» EXERCISE GOAL
Output all of the data below exactly as given.
— start of INPUT FOR THIS TASK —
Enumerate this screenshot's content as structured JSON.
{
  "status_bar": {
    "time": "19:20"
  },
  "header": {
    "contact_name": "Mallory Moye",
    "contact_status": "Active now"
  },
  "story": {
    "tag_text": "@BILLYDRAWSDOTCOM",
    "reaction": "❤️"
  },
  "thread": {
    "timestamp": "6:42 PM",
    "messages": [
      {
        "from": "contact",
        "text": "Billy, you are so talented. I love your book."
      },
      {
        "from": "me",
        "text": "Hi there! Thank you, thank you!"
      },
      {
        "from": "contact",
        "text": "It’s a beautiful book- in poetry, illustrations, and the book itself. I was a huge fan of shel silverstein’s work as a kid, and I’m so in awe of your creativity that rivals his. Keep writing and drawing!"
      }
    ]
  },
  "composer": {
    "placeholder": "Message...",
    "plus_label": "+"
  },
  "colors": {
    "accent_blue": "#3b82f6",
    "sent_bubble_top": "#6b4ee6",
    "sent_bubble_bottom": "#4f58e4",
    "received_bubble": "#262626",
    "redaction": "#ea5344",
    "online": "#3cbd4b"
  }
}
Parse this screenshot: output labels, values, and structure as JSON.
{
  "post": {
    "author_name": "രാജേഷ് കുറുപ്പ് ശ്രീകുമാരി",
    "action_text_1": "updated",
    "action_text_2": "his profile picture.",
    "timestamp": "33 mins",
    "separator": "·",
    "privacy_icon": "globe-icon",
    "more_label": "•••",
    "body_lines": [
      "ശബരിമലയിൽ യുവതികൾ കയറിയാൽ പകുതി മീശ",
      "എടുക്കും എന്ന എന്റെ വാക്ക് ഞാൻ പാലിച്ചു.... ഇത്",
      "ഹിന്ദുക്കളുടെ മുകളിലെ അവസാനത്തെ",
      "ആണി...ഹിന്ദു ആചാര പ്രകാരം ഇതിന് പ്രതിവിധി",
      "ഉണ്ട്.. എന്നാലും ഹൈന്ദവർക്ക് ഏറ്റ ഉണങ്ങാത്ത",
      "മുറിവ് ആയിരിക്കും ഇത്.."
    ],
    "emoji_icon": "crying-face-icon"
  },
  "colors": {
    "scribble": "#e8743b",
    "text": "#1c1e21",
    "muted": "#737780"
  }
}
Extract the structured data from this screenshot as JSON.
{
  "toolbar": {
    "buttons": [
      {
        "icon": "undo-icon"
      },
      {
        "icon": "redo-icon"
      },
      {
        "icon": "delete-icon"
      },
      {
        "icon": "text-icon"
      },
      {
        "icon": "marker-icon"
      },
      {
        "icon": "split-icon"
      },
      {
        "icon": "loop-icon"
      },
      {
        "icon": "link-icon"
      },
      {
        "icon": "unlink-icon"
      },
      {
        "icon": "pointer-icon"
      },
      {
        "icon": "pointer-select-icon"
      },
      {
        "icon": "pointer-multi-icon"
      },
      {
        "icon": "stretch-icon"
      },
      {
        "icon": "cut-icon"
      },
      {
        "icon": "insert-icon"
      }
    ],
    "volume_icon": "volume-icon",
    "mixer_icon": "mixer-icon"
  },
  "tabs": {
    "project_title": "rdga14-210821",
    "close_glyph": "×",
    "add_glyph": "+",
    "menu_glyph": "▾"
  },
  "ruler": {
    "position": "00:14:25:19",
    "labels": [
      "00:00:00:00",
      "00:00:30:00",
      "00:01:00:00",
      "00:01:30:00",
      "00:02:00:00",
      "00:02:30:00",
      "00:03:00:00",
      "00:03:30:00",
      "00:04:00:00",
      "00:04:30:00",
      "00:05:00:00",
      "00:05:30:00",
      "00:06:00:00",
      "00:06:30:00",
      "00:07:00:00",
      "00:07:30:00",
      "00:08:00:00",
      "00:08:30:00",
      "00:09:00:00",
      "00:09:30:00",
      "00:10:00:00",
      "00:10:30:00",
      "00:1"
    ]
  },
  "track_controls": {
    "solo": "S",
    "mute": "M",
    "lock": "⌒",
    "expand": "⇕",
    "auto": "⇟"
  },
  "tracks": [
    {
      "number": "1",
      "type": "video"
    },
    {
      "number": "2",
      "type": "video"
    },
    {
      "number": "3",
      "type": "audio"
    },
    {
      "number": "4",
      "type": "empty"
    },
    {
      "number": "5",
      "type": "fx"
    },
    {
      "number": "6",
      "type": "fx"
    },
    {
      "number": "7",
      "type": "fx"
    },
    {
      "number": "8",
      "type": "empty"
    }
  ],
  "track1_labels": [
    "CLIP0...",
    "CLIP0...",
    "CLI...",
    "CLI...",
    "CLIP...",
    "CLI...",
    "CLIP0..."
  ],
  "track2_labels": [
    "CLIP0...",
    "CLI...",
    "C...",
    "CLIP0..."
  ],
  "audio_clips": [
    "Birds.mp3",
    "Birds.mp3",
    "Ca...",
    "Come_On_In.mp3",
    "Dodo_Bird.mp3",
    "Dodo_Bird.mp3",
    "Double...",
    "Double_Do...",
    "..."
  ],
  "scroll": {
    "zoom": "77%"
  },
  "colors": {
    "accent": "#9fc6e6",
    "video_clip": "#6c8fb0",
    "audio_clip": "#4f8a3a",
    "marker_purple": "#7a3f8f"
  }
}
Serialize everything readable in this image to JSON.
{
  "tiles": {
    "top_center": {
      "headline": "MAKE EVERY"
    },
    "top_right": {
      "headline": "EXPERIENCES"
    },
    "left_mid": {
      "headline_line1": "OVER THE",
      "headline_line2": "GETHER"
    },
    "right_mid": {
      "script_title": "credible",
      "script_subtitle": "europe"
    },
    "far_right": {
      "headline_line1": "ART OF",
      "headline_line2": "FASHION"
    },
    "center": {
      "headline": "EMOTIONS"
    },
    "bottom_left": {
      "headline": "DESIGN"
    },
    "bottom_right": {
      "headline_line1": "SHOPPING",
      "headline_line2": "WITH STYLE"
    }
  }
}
— end of INPUT FOR THIS TASK —
» SOLUTION TO THE PROBLEM
Enumerate this screenshot's content as structured JSON.
{
  "status_bar": {
    "time": "19:20"
  },
  "header": {
    "contact_name": "Mallory Moye",
    "contact_status": "Active now"
  },
  "story": {
    "tag_text": "@BILLYDRAWSDOTCOM",
    "reaction": "❤️"
  },
  "thread": {
    "timestamp": "6:42 PM",
    "messages": [
      {
        "from": "contact",
        "text": "Billy, you are so talented. I love your book."
      },
      {
        "from": "me",
        "text": "Hi there! Thank you, thank you!"
      },
      {
        "from": "contact",
        "text": "It’s a beautiful book- in poetry, illustrations, and the book itself. I was a huge fan of shel silverstein’s work as a kid, and I’m so in awe of your creativity that rivals his. Keep writing and drawing!"
      }
    ]
  },
  "composer": {
    "placeholder": "Message...",
    "plus_label": "+"
  },
  "colors": {
    "accent_blue": "#3b82f6",
    "sent_bubble_top": "#6b4ee6",
    "sent_bubble_bottom": "#4f58e4",
    "received_bubble": "#262626",
    "redaction": "#ea5344",
    "online": "#3cbd4b"
  }
}
Parse this screenshot: output labels, values, and structure as JSON.
{
  "post": {
    "author_name": "രാജേഷ് കുറുപ്പ് ശ്രീകുമാരി",
    "action_text_1": "updated",
    "action_text_2": "his profile picture.",
    "timestamp": "33 mins",
    "separator": "·",
    "privacy_icon": "globe-icon",
    "more_label": "•••",
    "body_lines": [
      "ശബരിമലയിൽ യുവതികൾ കയറിയാൽ പകുതി മീശ",
      "എടുക്കും എന്ന എന്റെ വാക്ക് ഞാൻ പാലിച്ചു.... ഇത്",
      "ഹിന്ദുക്കളുടെ മുകളിലെ അവസാനത്തെ",
      "ആണി...ഹിന്ദു ആചാര പ്രകാരം ഇതിന് പ്രതിവിധി",
      "ഉണ്ട്.. എന്നാലും ഹൈന്ദവർക്ക് ഏറ്റ ഉണങ്ങാത്ത",
      "മുറിവ് ആയിരിക്കും ഇത്.."
    ],
    "emoji_icon": "crying-face-icon"
  },
  "colors": {
    "scribble": "#e8743b",
    "text": "#1c1e21",
    "muted": "#737780"
  }
}
Extract the structured data from this screenshot as JSON.
{
  "toolbar": {
    "buttons": [
      {
        "icon": "undo-icon"
      },
      {
        "icon": "redo-icon"
      },
      {
        "icon": "delete-icon"
      },
      {
        "icon": "text-icon"
      },
      {
        "icon": "marker-icon"
      },
      {
        "icon": "split-icon"
      },
      {
        "icon": "loop-icon"
      },
      {
        "icon": "link-icon"
      },
      {
        "icon": "unlink-icon"
      },
      {
        "icon": "pointer-icon"
      },
      {
        "icon": "pointer-select-icon"
      },
      {
        "icon": "pointer-multi-icon"
      },
      {
        "icon": "stretch-icon"
      },
      {
        "icon": "cut-icon"
      },
      {
        "icon": "insert-icon"
      }
    ],
    "volume_icon": "volume-icon",
    "mixer_icon": "mixer-icon"
  },
  "tabs": {
    "project_title": "rdga14-210821",
    "close_glyph": "×",
    "add_glyph": "+",
    "menu_glyph": "▾"
  },
  "ruler": {
    "position": "00:14:25:19",
    "labels": [
      "00:00:00:00",
      "00:00:30:00",
      "00:01:00:00",
      "00:01:30:00",
      "00:02:00:00",
      "00:02:30:00",
      "00:03:00:00",
      "00:03:30:00",
      "00:04:00:00",
      "00:04:30:00",
      "00:05:00:00",
      "00:05:30:00",
      "00:06:00:00",
      "00:06:30:00",
      "00:07:00:00",
      "00:07:30:00",
      "00:08:00:00",
      "00:08:30:00",
      "00:09:00:00",
      "00:09:30:00",
      "00:10:00:00",
      "00:10:30:00",
      "00:1"
    ]
  },
  "track_controls": {
    "solo": "S",
    "mute": "M",
    "lock": "⌒",
    "expand": "⇕",
    "auto": "⇟"
  },
  "tracks": [
    {
      "number": "1",
      "type": "video"
    },
    {
      "number": "2",
      "type": "video"
    },
    {
      "number": "3",
      "type": "audio"
    },
    {
      "number": "4",
      "type": "empty"
    },
    {
      "number": "5",
      "type": "fx"
    },
    {
      "number": "6",
      "type": "fx"
    },
    {
      "number": "7",
      "type": "fx"
    },
    {
      "number": "8",
      "type": "empty"
    }
  ],
  "track1_labels": [
    "CLIP0...",
    "CLIP0...",
    "CLI...",
    "CLI...",
    "CLIP...",
    "CLI...",
    "CLIP0..."
  ],
  "track2_labels": [
    "CLIP0...",
    "CLI...",
    "C...",
    "CLIP0..."
  ],
  "audio_clips": [
    "Birds.mp3",
    "Birds.mp3",
    "Ca...",
    "Come_On_In.mp3",
    "Dodo_Bird.mp3",
    "Dodo_Bird.mp3",
    "Double...",
    "Double_Do...",
    "..."
  ],
  "scroll": {
    "zoom": "77%"
  },
  "colors": {
    "accent": "#9fc6e6",
    "video_clip": "#6c8fb0",
    "audio_clip": "#4f8a3a",
    "marker_purple": "#7a3f8f"
  }
}
Serialize everything readable in this image to JSON.
{
  "tiles": {
    "top_center": {
      "headline": "MAKE EVERY"
    },
    "top_right": {
      "headline": "EXPERIENCES"
    },
    "left_mid": {
      "headline_line1": "OVER THE",
      "headline_line2": "GETHER"
    },
    "right_mid": {
      "script_title": "credible",
      "script_subtitle": "europe"
    },
    "far_right": {
      "headline_line1": "ART OF",
      "headline_line2": "FASHION"
    },
    "center": {
      "headline": "EMOTIONS"
    },
    "bottom_left": {
      "headline": "DESIGN"
    },
    "bottom_right": {
      "headline_line1": "SHOPPING",
      "headline_line2": "WITH STYLE"
    }
  }
}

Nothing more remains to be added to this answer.